State how many lines of the entries hold the string "Product", and nothing more.
'''
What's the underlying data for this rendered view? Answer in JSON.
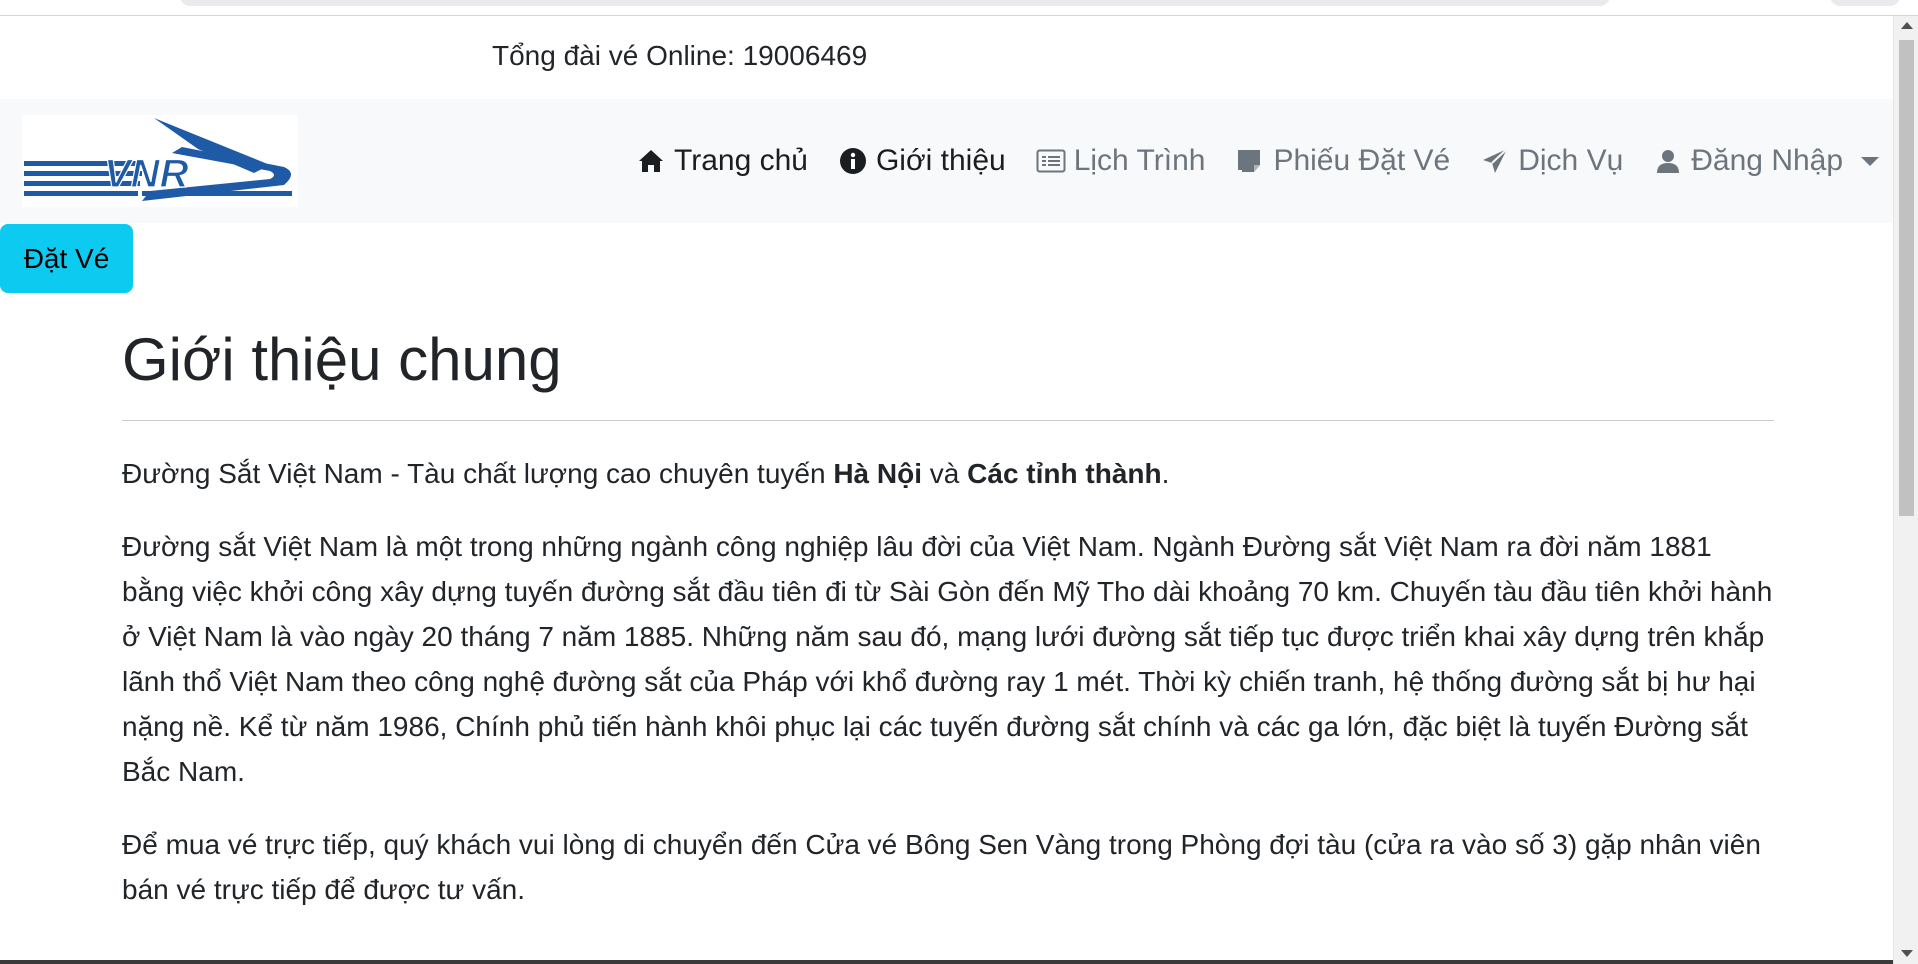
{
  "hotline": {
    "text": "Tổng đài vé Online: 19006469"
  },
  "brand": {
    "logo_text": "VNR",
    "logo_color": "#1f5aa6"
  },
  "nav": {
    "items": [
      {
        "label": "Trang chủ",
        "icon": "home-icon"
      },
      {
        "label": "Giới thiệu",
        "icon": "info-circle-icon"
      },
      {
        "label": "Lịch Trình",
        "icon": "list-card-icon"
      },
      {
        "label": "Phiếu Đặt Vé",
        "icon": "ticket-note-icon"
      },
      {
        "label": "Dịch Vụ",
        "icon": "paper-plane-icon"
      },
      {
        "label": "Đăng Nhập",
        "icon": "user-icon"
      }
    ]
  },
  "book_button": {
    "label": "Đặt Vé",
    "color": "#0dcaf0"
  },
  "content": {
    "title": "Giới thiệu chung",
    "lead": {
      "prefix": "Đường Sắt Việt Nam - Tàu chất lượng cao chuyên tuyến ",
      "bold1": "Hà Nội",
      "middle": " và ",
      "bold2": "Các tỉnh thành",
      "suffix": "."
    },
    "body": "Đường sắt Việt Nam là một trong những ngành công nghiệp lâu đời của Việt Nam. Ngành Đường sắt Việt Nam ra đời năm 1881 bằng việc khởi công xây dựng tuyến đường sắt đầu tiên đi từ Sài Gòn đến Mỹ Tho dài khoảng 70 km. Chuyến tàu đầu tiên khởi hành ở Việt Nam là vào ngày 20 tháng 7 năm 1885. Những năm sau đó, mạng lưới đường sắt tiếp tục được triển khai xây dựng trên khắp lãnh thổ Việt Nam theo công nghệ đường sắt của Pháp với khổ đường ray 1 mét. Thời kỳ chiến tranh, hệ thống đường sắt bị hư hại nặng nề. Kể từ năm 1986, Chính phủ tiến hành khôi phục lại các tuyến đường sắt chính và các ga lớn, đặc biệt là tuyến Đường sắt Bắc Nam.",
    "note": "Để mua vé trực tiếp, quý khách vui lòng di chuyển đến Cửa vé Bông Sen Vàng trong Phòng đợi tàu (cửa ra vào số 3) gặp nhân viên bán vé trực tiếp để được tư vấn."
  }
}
'''
'''
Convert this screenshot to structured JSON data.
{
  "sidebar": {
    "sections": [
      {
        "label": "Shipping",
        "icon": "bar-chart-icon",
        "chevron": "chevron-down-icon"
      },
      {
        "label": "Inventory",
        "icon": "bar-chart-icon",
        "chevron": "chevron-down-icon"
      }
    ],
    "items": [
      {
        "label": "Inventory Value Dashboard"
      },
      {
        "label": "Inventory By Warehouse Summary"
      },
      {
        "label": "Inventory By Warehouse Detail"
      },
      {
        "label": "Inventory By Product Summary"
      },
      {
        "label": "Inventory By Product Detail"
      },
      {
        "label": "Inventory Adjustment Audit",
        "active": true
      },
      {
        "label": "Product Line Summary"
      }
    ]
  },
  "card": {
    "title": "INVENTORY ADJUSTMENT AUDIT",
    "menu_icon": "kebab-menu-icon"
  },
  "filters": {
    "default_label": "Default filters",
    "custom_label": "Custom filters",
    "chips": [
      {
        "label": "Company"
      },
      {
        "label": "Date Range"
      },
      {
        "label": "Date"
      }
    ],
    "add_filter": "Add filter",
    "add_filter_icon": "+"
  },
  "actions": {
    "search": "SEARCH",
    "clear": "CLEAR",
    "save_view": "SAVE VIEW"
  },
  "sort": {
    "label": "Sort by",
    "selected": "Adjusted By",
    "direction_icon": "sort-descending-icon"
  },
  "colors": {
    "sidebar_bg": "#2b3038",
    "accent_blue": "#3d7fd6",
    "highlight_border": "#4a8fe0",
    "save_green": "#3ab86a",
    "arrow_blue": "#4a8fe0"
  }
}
'''
# [Response to this task]
3